*Work instructions*: Filter the records below for the word "this". Copy each line that holds it.

(Data excerpts)
-------

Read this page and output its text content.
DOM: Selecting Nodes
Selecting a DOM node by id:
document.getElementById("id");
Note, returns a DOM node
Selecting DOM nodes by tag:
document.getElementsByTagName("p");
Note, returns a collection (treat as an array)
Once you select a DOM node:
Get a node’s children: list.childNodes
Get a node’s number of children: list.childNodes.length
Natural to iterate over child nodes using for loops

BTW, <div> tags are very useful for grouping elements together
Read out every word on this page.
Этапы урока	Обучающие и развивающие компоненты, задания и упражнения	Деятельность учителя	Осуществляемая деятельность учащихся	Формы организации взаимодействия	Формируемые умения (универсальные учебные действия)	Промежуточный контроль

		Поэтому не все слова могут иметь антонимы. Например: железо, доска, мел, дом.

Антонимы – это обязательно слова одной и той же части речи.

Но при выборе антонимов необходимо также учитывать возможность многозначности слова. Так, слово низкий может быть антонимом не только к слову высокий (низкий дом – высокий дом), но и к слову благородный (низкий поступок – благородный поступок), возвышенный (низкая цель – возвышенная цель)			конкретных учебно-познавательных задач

-------

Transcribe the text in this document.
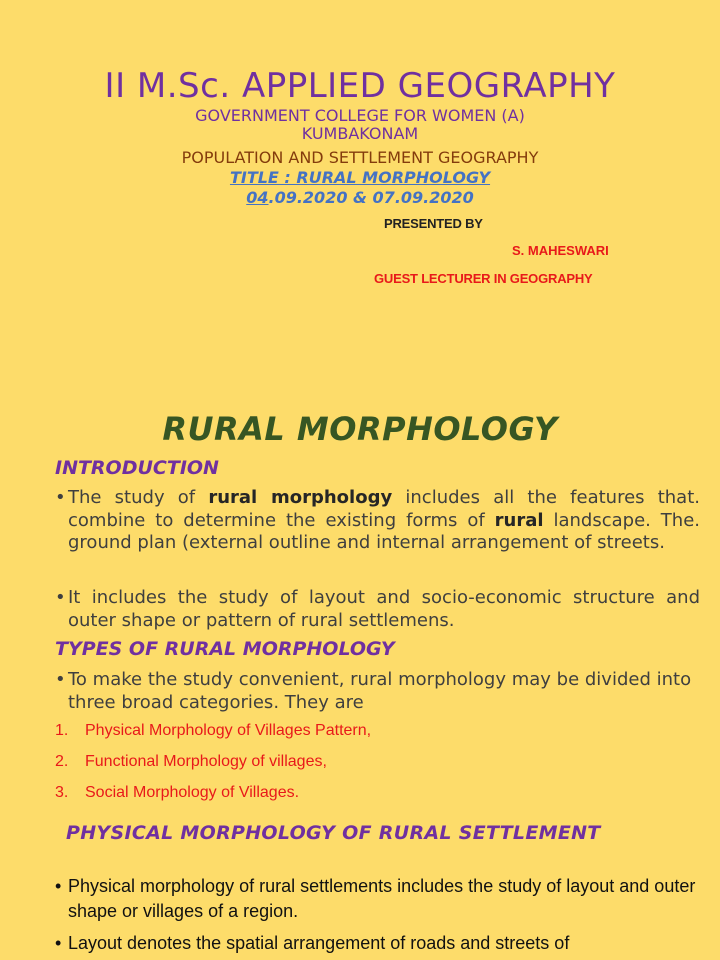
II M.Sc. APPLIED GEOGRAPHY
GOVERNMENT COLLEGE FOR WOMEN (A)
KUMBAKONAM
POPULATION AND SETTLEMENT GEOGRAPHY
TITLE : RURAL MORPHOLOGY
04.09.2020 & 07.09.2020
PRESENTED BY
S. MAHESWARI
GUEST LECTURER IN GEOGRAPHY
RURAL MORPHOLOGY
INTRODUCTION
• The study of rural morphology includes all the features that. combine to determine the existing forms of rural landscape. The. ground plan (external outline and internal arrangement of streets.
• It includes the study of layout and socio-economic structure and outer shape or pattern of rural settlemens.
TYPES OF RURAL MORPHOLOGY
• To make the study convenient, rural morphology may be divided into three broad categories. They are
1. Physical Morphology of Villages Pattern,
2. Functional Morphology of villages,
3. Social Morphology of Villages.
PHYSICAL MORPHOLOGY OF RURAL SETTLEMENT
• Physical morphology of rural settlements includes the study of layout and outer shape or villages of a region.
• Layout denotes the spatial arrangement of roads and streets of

-------

*Answer to the task*:
Read this page and output its text content.
Read out every word on this page.
Transcribe the text in this document.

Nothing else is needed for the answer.